### PROBLEM
Look over the entries that follow and work out how many lines contain "Signal". State the number only.

### DATA SHOWN

┄┄┄┄┄┄┄┄┄┄

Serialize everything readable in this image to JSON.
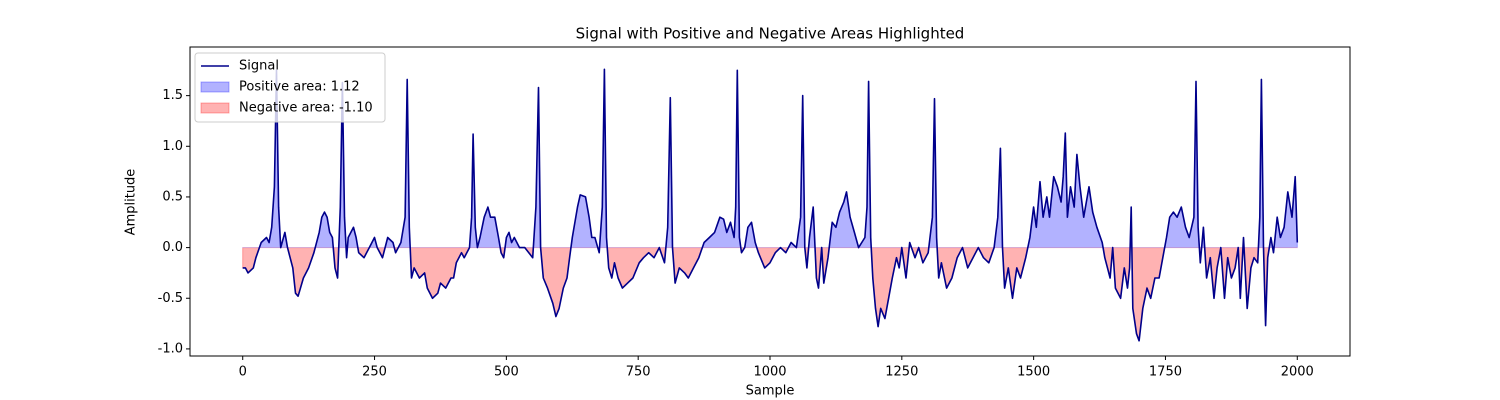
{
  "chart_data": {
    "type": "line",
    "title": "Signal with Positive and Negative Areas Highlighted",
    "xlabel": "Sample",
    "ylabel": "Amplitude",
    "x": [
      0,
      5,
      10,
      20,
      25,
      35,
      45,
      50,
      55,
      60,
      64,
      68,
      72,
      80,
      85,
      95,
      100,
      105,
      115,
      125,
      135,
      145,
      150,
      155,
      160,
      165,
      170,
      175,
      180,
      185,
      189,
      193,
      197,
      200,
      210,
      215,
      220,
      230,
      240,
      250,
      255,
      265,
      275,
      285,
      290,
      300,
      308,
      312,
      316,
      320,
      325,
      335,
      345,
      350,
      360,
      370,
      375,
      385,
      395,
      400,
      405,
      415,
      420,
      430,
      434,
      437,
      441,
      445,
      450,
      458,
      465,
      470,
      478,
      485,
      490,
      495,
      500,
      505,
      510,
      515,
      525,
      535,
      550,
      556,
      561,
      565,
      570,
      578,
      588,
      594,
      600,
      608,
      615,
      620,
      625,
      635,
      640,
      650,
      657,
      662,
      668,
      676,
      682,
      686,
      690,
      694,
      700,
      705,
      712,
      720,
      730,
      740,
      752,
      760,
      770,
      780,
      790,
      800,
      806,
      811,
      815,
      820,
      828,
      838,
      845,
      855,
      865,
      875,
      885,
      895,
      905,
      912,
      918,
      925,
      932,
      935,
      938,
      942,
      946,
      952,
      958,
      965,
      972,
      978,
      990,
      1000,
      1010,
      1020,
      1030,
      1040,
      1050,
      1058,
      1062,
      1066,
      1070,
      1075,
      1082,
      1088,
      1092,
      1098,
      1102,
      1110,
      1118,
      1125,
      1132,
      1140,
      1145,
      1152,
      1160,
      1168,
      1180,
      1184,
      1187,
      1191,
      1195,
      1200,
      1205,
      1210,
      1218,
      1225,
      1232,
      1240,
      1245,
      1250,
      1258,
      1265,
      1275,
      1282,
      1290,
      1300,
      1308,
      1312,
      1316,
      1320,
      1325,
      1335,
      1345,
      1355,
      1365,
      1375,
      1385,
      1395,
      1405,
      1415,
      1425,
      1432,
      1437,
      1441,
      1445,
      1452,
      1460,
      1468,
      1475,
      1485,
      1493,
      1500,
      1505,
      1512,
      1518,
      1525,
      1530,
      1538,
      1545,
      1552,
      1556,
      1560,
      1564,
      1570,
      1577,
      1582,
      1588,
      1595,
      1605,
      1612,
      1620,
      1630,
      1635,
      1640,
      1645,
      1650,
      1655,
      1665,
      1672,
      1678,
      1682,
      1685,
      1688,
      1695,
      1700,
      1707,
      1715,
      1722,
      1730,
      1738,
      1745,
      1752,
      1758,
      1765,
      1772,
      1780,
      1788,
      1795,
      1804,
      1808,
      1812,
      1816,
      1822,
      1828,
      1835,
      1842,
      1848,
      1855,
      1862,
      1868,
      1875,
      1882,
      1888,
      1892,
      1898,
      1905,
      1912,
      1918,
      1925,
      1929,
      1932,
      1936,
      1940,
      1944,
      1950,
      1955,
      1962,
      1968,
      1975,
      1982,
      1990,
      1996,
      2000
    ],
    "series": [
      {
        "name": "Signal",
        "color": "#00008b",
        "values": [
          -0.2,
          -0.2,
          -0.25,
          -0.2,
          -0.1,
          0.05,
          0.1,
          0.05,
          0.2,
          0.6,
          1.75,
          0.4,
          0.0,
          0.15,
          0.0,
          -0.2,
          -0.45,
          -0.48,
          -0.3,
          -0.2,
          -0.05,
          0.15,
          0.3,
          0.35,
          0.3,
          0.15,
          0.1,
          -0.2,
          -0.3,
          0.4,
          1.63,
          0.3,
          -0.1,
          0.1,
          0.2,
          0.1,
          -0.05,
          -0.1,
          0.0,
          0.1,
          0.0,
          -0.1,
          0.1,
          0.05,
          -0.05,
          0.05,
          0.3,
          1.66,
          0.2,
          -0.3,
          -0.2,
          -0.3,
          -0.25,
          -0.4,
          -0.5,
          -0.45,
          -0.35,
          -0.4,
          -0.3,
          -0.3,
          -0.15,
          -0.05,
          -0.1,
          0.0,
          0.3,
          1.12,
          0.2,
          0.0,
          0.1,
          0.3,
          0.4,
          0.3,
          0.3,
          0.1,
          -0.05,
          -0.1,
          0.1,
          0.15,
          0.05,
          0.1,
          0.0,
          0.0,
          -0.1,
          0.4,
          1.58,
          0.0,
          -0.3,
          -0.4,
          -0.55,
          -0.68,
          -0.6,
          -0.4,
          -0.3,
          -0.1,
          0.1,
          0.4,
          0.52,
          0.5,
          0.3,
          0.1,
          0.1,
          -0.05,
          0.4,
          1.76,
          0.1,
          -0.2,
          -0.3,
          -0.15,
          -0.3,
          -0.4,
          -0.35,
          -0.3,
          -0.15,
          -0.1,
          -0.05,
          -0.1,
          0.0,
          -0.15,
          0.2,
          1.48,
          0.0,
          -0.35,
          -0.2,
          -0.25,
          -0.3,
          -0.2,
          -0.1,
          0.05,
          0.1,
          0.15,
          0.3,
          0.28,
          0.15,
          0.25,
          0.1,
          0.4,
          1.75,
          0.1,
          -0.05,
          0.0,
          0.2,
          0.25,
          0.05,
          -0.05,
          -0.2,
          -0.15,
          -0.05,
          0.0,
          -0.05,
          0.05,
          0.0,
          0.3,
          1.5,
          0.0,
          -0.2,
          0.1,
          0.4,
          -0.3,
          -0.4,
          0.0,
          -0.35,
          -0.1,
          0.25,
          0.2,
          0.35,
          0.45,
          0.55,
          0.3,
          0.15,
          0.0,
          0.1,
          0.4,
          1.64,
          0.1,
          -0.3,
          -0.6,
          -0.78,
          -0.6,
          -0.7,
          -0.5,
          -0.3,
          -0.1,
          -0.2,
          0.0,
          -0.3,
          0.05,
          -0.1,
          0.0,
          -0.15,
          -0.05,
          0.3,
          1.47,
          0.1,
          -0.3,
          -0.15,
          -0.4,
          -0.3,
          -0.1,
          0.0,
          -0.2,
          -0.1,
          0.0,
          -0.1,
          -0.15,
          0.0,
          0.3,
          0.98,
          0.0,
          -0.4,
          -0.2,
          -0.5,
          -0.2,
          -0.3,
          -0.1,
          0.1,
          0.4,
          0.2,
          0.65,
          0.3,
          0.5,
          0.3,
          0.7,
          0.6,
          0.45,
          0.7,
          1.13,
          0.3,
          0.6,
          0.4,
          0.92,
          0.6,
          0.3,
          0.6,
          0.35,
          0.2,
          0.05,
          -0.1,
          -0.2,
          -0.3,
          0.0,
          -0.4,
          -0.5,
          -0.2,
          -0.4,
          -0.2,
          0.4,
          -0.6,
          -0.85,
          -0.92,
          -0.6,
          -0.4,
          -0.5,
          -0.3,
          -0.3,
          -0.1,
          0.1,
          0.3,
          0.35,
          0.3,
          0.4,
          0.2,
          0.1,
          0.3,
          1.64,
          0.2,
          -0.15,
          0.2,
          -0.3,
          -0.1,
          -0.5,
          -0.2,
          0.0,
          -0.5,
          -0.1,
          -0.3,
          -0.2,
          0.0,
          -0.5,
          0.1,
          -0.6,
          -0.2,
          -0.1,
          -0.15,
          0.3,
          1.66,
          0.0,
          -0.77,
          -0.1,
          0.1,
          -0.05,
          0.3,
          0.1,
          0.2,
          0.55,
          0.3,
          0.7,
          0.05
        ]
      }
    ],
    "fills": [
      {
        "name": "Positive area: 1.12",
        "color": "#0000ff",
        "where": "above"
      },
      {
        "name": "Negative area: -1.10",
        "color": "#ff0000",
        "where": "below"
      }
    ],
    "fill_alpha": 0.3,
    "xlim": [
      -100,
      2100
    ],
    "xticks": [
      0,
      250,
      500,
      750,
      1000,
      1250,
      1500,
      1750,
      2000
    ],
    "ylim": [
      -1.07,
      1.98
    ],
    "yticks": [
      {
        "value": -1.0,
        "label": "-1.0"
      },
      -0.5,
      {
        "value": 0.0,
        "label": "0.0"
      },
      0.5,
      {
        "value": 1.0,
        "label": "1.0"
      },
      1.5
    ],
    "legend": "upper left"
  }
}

┄┄┄┄┄┄┄┄┄┄

### TASK OUTPUT
2